» EXERCISE REQUIREMENTS
Reproduce the records below exactly as they appear.

» DATA ROWS
──────
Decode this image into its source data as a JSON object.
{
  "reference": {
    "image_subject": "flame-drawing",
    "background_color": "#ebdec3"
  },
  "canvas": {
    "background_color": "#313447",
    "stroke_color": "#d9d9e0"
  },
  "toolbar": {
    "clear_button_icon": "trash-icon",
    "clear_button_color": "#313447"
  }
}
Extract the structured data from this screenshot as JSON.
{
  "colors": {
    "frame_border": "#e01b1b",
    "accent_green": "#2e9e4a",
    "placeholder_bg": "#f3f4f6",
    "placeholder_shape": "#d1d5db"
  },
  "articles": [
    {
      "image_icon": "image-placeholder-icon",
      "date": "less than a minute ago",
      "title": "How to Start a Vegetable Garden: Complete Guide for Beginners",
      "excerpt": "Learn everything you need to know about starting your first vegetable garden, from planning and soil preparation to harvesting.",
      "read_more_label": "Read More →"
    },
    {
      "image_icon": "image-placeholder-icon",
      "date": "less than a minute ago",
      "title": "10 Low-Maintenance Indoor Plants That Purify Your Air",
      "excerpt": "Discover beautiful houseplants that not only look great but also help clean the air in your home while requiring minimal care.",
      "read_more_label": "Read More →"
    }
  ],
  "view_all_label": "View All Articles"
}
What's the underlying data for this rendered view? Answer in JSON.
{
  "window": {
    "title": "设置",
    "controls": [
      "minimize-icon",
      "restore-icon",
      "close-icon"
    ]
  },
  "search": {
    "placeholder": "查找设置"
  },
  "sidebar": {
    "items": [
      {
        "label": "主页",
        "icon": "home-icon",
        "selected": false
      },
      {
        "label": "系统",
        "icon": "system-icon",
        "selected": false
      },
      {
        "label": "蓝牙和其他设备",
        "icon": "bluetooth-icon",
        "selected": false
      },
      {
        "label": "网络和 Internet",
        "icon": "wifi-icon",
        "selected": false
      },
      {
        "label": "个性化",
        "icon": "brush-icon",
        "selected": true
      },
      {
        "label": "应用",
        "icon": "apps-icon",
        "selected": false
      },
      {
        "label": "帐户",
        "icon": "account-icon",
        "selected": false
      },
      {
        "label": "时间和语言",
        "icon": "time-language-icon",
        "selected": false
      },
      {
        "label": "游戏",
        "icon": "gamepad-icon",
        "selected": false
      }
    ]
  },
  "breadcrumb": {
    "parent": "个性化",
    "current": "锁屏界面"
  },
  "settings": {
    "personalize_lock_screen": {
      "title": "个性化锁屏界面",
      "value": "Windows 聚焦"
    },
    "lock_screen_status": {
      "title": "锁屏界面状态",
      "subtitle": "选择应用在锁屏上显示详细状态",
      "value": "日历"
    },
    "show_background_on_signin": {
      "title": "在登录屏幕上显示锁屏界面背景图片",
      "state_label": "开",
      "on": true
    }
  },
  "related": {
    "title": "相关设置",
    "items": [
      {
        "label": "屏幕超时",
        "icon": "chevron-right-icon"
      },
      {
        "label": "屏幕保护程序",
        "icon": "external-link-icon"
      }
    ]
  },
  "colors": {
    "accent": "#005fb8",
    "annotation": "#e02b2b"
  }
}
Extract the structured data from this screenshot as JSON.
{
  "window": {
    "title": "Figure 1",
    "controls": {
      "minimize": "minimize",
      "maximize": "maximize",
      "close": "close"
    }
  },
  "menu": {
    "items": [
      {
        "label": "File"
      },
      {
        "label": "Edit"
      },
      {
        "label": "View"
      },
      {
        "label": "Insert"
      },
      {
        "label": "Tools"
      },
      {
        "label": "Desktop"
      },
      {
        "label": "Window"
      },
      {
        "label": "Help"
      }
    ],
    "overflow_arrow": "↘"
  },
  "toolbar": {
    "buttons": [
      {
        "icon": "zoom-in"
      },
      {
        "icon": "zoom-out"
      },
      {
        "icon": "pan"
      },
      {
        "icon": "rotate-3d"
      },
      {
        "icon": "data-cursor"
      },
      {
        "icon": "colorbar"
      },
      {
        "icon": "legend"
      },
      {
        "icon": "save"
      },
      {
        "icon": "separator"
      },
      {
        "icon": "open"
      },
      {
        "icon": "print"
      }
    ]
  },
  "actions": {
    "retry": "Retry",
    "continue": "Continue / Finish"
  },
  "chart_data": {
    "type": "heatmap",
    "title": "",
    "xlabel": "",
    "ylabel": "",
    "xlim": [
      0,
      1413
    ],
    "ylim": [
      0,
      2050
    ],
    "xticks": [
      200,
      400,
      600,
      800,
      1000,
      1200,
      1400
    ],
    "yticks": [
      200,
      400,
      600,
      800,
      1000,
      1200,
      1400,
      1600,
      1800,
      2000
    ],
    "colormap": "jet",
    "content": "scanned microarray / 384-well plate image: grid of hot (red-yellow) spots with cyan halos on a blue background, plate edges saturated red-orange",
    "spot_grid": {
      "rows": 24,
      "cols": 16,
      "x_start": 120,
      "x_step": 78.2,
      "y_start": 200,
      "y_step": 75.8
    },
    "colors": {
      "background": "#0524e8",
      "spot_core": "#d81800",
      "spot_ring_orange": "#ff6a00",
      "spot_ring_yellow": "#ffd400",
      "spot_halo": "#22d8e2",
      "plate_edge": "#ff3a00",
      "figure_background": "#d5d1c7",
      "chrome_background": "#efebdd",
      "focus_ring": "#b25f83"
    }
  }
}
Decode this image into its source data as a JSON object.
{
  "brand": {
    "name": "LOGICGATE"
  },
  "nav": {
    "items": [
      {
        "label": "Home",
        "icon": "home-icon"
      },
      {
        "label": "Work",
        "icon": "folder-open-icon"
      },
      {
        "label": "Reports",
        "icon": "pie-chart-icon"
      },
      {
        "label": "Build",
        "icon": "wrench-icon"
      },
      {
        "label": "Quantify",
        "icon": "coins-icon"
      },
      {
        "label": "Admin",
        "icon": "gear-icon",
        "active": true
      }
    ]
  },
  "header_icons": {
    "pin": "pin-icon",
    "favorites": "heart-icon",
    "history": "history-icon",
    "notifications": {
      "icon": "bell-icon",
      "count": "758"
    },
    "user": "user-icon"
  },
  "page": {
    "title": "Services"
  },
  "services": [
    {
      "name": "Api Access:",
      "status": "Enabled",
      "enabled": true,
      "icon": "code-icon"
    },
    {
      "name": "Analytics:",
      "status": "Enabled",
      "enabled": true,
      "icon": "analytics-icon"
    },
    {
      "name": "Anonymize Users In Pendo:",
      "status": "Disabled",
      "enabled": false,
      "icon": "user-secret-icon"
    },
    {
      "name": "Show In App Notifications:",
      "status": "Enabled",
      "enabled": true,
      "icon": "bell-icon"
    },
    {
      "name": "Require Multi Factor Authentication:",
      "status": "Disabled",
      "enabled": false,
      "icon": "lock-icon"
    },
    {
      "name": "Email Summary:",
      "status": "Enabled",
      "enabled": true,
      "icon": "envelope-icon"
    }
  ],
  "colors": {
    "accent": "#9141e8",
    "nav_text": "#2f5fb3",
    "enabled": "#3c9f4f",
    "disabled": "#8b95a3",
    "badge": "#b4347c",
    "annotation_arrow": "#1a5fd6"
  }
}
──────
» WORKED SOLUTION
Decode this image into its source data as a JSON object.
{
  "reference": {
    "image_subject": "flame-drawing",
    "background_color": "#ebdec3"
  },
  "canvas": {
    "background_color": "#313447",
    "stroke_color": "#d9d9e0"
  },
  "toolbar": {
    "clear_button_icon": "trash-icon",
    "clear_button_color": "#313447"
  }
}
Extract the structured data from this screenshot as JSON.
{
  "colors": {
    "frame_border": "#e01b1b",
    "accent_green": "#2e9e4a",
    "placeholder_bg": "#f3f4f6",
    "placeholder_shape": "#d1d5db"
  },
  "articles": [
    {
      "image_icon": "image-placeholder-icon",
      "date": "less than a minute ago",
      "title": "How to Start a Vegetable Garden: Complete Guide for Beginners",
      "excerpt": "Learn everything you need to know about starting your first vegetable garden, from planning and soil preparation to harvesting.",
      "read_more_label": "Read More →"
    },
    {
      "image_icon": "image-placeholder-icon",
      "date": "less than a minute ago",
      "title": "10 Low-Maintenance Indoor Plants That Purify Your Air",
      "excerpt": "Discover beautiful houseplants that not only look great but also help clean the air in your home while requiring minimal care.",
      "read_more_label": "Read More →"
    }
  ],
  "view_all_label": "View All Articles"
}
What's the underlying data for this rendered view? Answer in JSON.
{
  "window": {
    "title": "设置",
    "controls": [
      "minimize-icon",
      "restore-icon",
      "close-icon"
    ]
  },
  "search": {
    "placeholder": "查找设置"
  },
  "sidebar": {
    "items": [
      {
        "label": "主页",
        "icon": "home-icon",
        "selected": false
      },
      {
        "label": "系统",
        "icon": "system-icon",
        "selected": false
      },
      {
        "label": "蓝牙和其他设备",
        "icon": "bluetooth-icon",
        "selected": false
      },
      {
        "label": "网络和 Internet",
        "icon": "wifi-icon",
        "selected": false
      },
      {
        "label": "个性化",
        "icon": "brush-icon",
        "selected": true
      },
      {
        "label": "应用",
        "icon": "apps-icon",
        "selected": false
      },
      {
        "label": "帐户",
        "icon": "account-icon",
        "selected": false
      },
      {
        "label": "时间和语言",
        "icon": "time-language-icon",
        "selected": false
      },
      {
        "label": "游戏",
        "icon": "gamepad-icon",
        "selected": false
      }
    ]
  },
  "breadcrumb": {
    "parent": "个性化",
    "current": "锁屏界面"
  },
  "settings": {
    "personalize_lock_screen": {
      "title": "个性化锁屏界面",
      "value": "Windows 聚焦"
    },
    "lock_screen_status": {
      "title": "锁屏界面状态",
      "subtitle": "选择应用在锁屏上显示详细状态",
      "value": "日历"
    },
    "show_background_on_signin": {
      "title": "在登录屏幕上显示锁屏界面背景图片",
      "state_label": "开",
      "on": true
    }
  },
  "related": {
    "title": "相关设置",
    "items": [
      {
        "label": "屏幕超时",
        "icon": "chevron-right-icon"
      },
      {
        "label": "屏幕保护程序",
        "icon": "external-link-icon"
      }
    ]
  },
  "colors": {
    "accent": "#005fb8",
    "annotation": "#e02b2b"
  }
}
Extract the structured data from this screenshot as JSON.
{
  "window": {
    "title": "Figure 1",
    "controls": {
      "minimize": "minimize",
      "maximize": "maximize",
      "close": "close"
    }
  },
  "menu": {
    "items": [
      {
        "label": "File"
      },
      {
        "label": "Edit"
      },
      {
        "label": "View"
      },
      {
        "label": "Insert"
      },
      {
        "label": "Tools"
      },
      {
        "label": "Desktop"
      },
      {
        "label": "Window"
      },
      {
        "label": "Help"
      }
    ],
    "overflow_arrow": "↘"
  },
  "toolbar": {
    "buttons": [
      {
        "icon": "zoom-in"
      },
      {
        "icon": "zoom-out"
      },
      {
        "icon": "pan"
      },
      {
        "icon": "rotate-3d"
      },
      {
        "icon": "data-cursor"
      },
      {
        "icon": "colorbar"
      },
      {
        "icon": "legend"
      },
      {
        "icon": "save"
      },
      {
        "icon": "separator"
      },
      {
        "icon": "open"
      },
      {
        "icon": "print"
      }
    ]
  },
  "actions": {
    "retry": "Retry",
    "continue": "Continue / Finish"
  },
  "chart_data": {
    "type": "heatmap",
    "title": "",
    "xlabel": "",
    "ylabel": "",
    "xlim": [
      0,
      1413
    ],
    "ylim": [
      0,
      2050
    ],
    "xticks": [
      200,
      400,
      600,
      800,
      1000,
      1200,
      1400
    ],
    "yticks": [
      200,
      400,
      600,
      800,
      1000,
      1200,
      1400,
      1600,
      1800,
      2000
    ],
    "colormap": "jet",
    "content": "scanned microarray / 384-well plate image: grid of hot (red-yellow) spots with cyan halos on a blue background, plate edges saturated red-orange",
    "spot_grid": {
      "rows": 24,
      "cols": 16,
      "x_start": 120,
      "x_step": 78.2,
      "y_start": 200,
      "y_step": 75.8
    },
    "colors": {
      "background": "#0524e8",
      "spot_core": "#d81800",
      "spot_ring_orange": "#ff6a00",
      "spot_ring_yellow": "#ffd400",
      "spot_halo": "#22d8e2",
      "plate_edge": "#ff3a00",
      "figure_background": "#d5d1c7",
      "chrome_background": "#efebdd",
      "focus_ring": "#b25f83"
    }
  }
}
Decode this image into its source data as a JSON object.
{
  "brand": {
    "name": "LOGICGATE"
  },
  "nav": {
    "items": [
      {
        "label": "Home",
        "icon": "home-icon"
      },
      {
        "label": "Work",
        "icon": "folder-open-icon"
      },
      {
        "label": "Reports",
        "icon": "pie-chart-icon"
      },
      {
        "label": "Build",
        "icon": "wrench-icon"
      },
      {
        "label": "Quantify",
        "icon": "coins-icon"
      },
      {
        "label": "Admin",
        "icon": "gear-icon",
        "active": true
      }
    ]
  },
  "header_icons": {
    "pin": "pin-icon",
    "favorites": "heart-icon",
    "history": "history-icon",
    "notifications": {
      "icon": "bell-icon",
      "count": "758"
    },
    "user": "user-icon"
  },
  "page": {
    "title": "Services"
  },
  "services": [
    {
      "name": "Api Access:",
      "status": "Enabled",
      "enabled": true,
      "icon": "code-icon"
    },
    {
      "name": "Analytics:",
      "status": "Enabled",
      "enabled": true,
      "icon": "analytics-icon"
    },
    {
      "name": "Anonymize Users In Pendo:",
      "status": "Disabled",
      "enabled": false,
      "icon": "user-secret-icon"
    },
    {
      "name": "Show In App Notifications:",
      "status": "Enabled",
      "enabled": true,
      "icon": "bell-icon"
    },
    {
      "name": "Require Multi Factor Authentication:",
      "status": "Disabled",
      "enabled": false,
      "icon": "lock-icon"
    },
    {
      "name": "Email Summary:",
      "status": "Enabled",
      "enabled": true,
      "icon": "envelope-icon"
    }
  ],
  "colors": {
    "accent": "#9141e8",
    "nav_text": "#2f5fb3",
    "enabled": "#3c9f4f",
    "disabled": "#8b95a3",
    "badge": "#b4347c",
    "annotation_arrow": "#1a5fd6"
  }
}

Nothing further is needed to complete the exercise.